_WHAT THE TASK ASKS_.
Scan the data for "label" and copy the lines it appears in.

_RECORDS PROVIDED_.
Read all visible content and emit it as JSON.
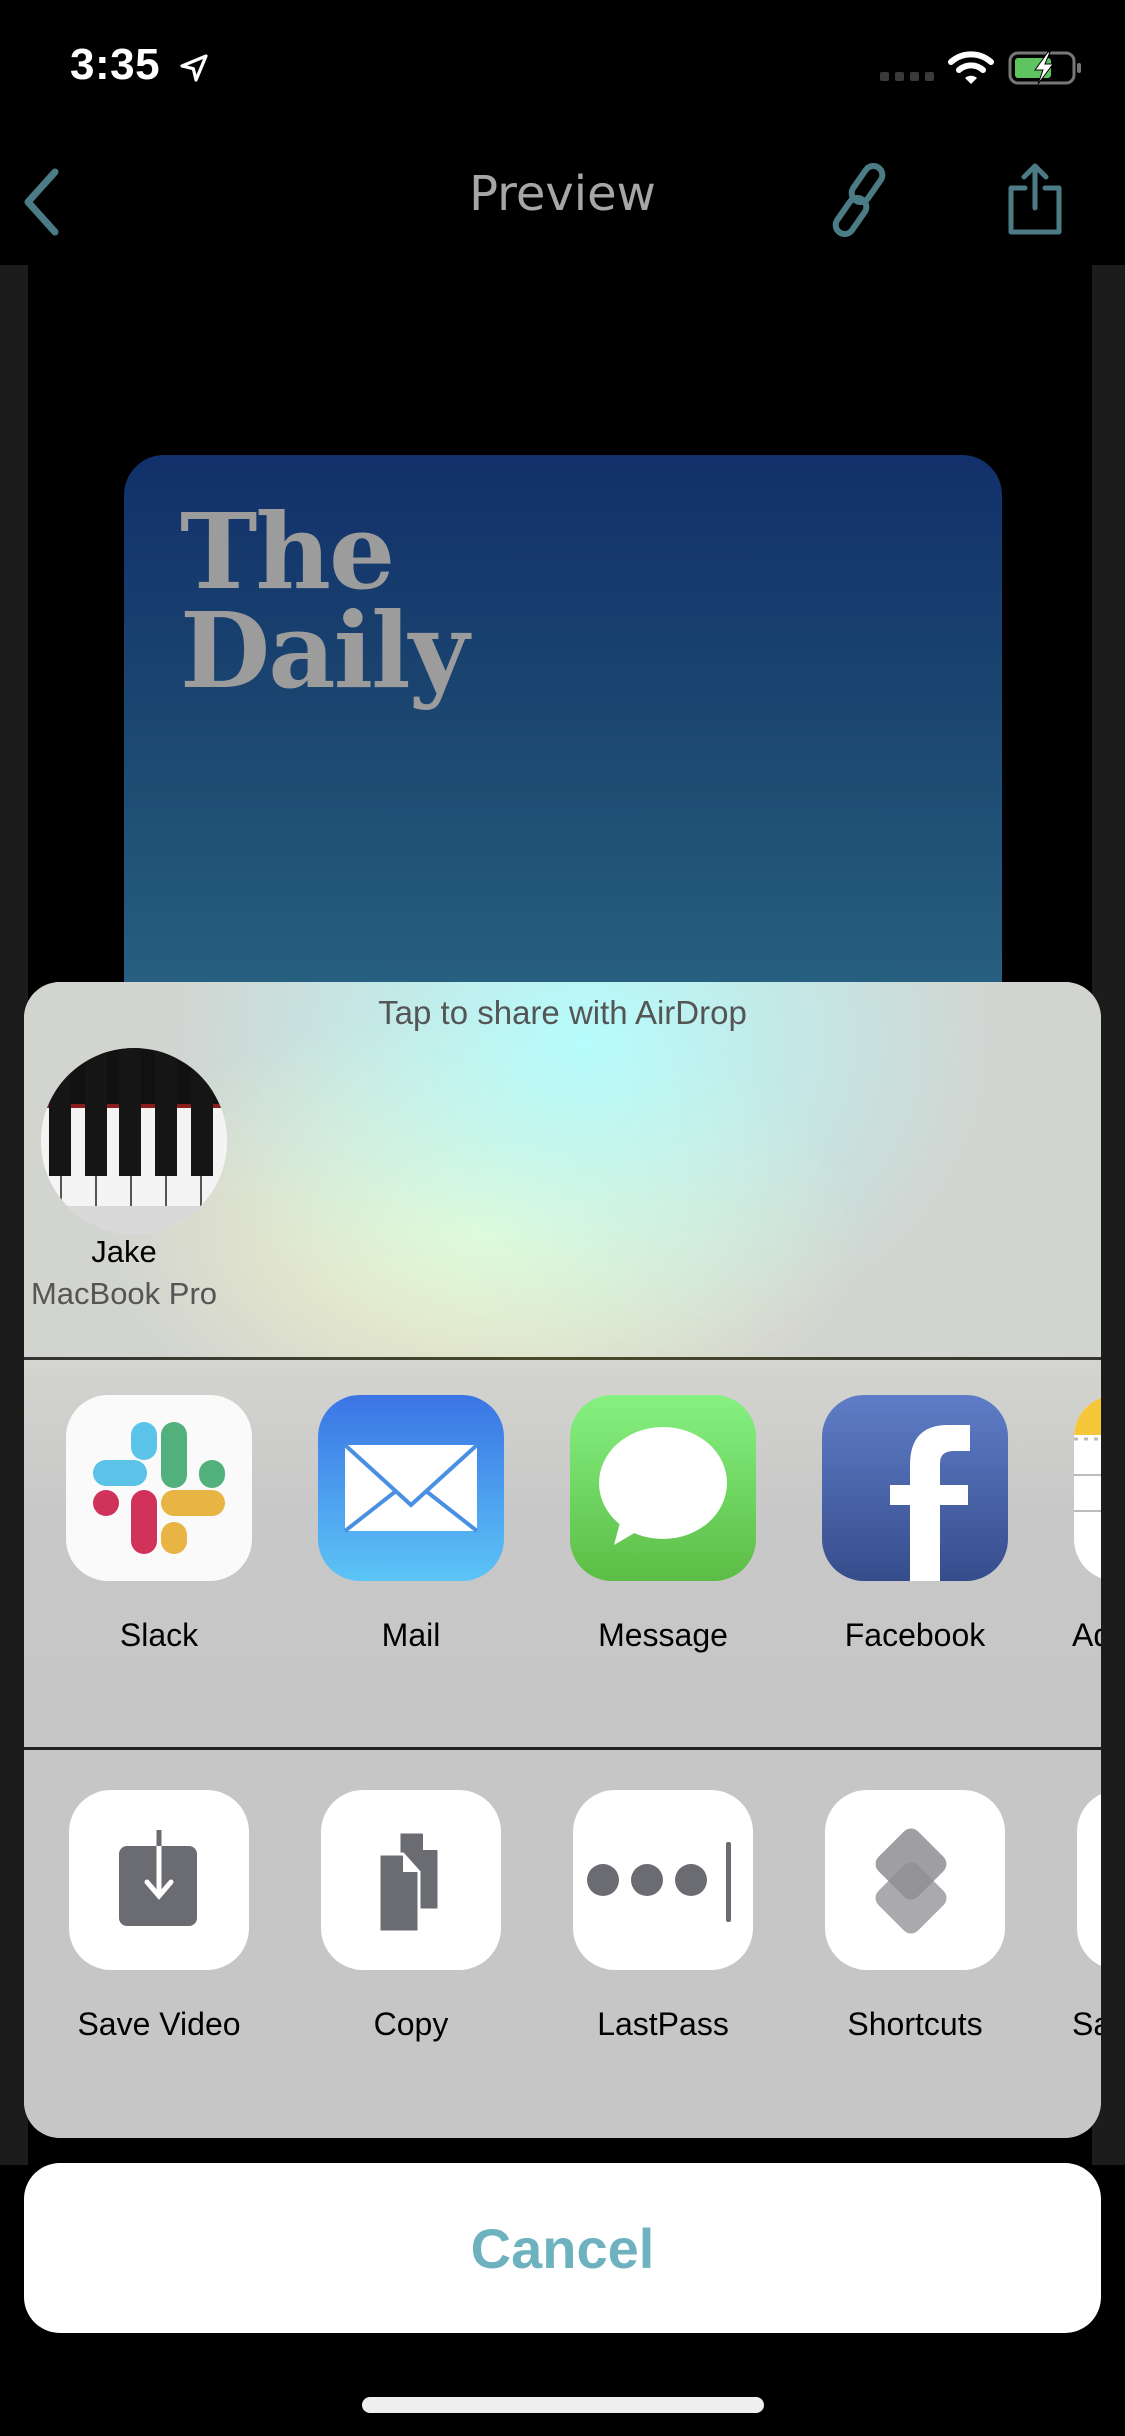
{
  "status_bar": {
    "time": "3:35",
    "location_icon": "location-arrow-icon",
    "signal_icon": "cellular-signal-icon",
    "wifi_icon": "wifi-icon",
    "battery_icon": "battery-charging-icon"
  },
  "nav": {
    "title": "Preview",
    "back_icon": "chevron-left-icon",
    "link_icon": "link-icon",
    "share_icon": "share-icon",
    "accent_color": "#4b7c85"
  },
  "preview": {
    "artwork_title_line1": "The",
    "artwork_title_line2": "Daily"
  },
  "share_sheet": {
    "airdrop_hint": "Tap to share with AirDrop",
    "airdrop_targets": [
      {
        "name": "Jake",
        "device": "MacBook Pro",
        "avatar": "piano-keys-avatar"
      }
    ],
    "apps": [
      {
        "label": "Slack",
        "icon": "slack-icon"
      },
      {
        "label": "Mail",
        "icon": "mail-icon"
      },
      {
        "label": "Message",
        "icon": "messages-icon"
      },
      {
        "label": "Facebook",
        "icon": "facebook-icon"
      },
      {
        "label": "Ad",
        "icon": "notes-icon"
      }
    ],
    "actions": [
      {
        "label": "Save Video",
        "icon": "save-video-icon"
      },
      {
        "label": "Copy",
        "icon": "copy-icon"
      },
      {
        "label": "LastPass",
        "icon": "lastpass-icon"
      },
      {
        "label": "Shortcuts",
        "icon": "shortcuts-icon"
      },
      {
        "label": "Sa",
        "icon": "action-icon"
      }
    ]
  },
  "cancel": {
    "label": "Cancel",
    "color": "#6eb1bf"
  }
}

_TASK ANSWER_.
        "label": "Slack",
        "label": "Mail",
        "label": "Message",
        "label": "Facebook",
        "label": "Ad",
        "label": "Save Video",
        "label": "Copy",
        "label": "LastPass",
        "label": "Shortcuts",
        "label": "Sa",
    "label": "Cancel",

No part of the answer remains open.